> _WHAT YOU SHOULD DO_: Word for word, copy all the data and drop the pictures.

> _DATASET CONTENT_:
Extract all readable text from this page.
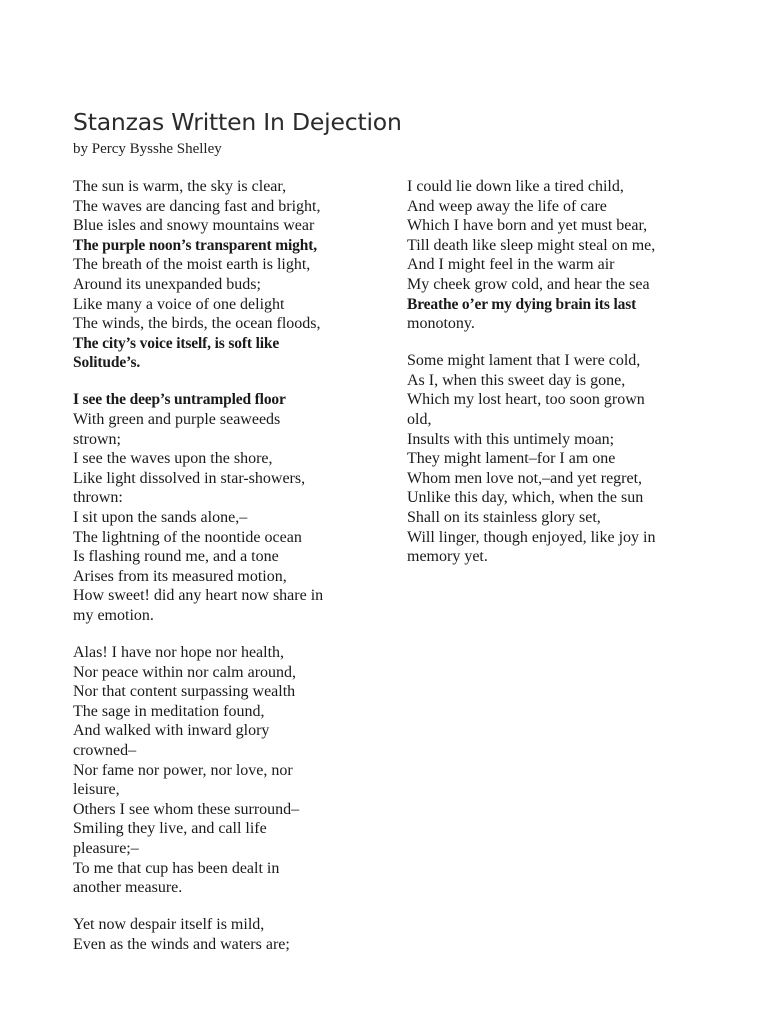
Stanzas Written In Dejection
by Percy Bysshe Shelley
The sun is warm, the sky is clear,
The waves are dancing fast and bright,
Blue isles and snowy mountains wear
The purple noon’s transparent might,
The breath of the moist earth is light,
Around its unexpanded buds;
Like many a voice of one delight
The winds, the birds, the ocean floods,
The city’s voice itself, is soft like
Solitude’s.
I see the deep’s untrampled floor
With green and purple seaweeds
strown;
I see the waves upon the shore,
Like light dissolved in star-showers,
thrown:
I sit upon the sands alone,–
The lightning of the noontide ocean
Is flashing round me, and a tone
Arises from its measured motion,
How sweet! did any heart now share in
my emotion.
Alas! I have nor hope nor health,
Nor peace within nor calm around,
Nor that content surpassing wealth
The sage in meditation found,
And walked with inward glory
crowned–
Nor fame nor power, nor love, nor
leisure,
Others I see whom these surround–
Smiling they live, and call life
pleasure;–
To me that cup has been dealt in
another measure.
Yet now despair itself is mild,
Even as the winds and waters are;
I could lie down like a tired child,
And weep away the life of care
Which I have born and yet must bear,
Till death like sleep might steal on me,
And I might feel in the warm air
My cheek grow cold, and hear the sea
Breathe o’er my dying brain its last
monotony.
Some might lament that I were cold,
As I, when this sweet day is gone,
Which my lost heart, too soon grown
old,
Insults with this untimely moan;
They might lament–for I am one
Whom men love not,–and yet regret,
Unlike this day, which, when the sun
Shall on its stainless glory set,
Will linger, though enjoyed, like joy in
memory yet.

> _RESPONSE TO THIS TASK_:
Extract all readable text from this page.
Stanzas Written In Dejection
by Percy Bysshe Shelley
The sun is warm, the sky is clear,
The waves are dancing fast and bright,
Blue isles and snowy mountains wear
The purple noon’s transparent might,
The breath of the moist earth is light,
Around its unexpanded buds;
Like many a voice of one delight
The winds, the birds, the ocean floods,
The city’s voice itself, is soft like
Solitude’s.
I see the deep’s untrampled floor
With green and purple seaweeds
strown;
I see the waves upon the shore,
Like light dissolved in star-showers,
thrown:
I sit upon the sands alone,–
The lightning of the noontide ocean
Is flashing round me, and a tone
Arises from its measured motion,
How sweet! did any heart now share in
my emotion.
Alas! I have nor hope nor health,
Nor peace within nor calm around,
Nor that content surpassing wealth
The sage in meditation found,
And walked with inward glory
crowned–
Nor fame nor power, nor love, nor
leisure,
Others I see whom these surround–
Smiling they live, and call life
pleasure;–
To me that cup has been dealt in
another measure.
Yet now despair itself is mild,
Even as the winds and waters are;
I could lie down like a tired child,
And weep away the life of care
Which I have born and yet must bear,
Till death like sleep might steal on me,
And I might feel in the warm air
My cheek grow cold, and hear the sea
Breathe o’er my dying brain its last
monotony.
Some might lament that I were cold,
As I, when this sweet day is gone,
Which my lost heart, too soon grown
old,
Insults with this untimely moan;
They might lament–for I am one
Whom men love not,–and yet regret,
Unlike this day, which, when the sun
Shall on its stainless glory set,
Will linger, though enjoyed, like joy in
memory yet.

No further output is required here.